— START —
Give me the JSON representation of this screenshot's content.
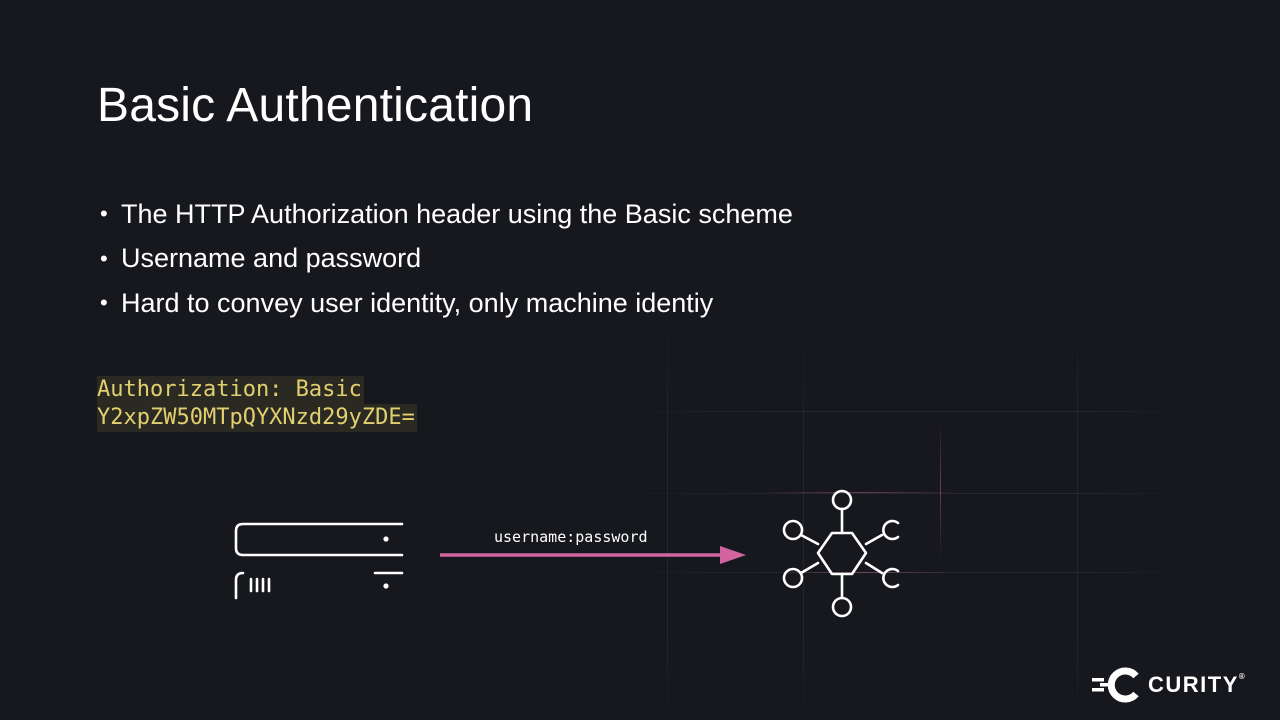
{
  "slide": {
    "title": "Basic Authentication",
    "bullets": [
      "The HTTP Authorization header using the Basic scheme",
      "Username and password",
      "Hard to convey user identity, only machine identiy"
    ],
    "bullet_glyph": "•",
    "code_lines": [
      "Authorization: Basic",
      "Y2xpZW50MTpQYXNzd29yZDE="
    ],
    "arrow_label": "username:password"
  },
  "diagram": {
    "client_icon": "server-icon",
    "api_icon": "api-hexagon-icon",
    "arrow_color": "#d4649f"
  },
  "branding": {
    "logo_icon": "curity-logo-icon",
    "logo_text": "CURITY",
    "registered_mark": "®"
  },
  "colors": {
    "background": "#17181d",
    "code_text": "#e2cf6f",
    "code_highlight": "#2b2a22",
    "accent": "#d4649f"
  }
}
— END —
Leave out the pictures and copy the rest of the material above exactly.

Give me the JSON representation of this screenshot's content.
{
  "slide": {
    "title": "Basic Authentication",
    "bullets": [
      "The HTTP Authorization header using the Basic scheme",
      "Username and password",
      "Hard to convey user identity, only machine identiy"
    ],
    "bullet_glyph": "•",
    "code_lines": [
      "Authorization: Basic",
      "Y2xpZW50MTpQYXNzd29yZDE="
    ],
    "arrow_label": "username:password"
  },
  "diagram": {
    "client_icon": "server-icon",
    "api_icon": "api-hexagon-icon",
    "arrow_color": "#d4649f"
  },
  "branding": {
    "logo_icon": "curity-logo-icon",
    "logo_text": "CURITY",
    "registered_mark": "®"
  },
  "colors": {
    "background": "#17181d",
    "code_text": "#e2cf6f",
    "code_highlight": "#2b2a22",
    "accent": "#d4649f"
  }
}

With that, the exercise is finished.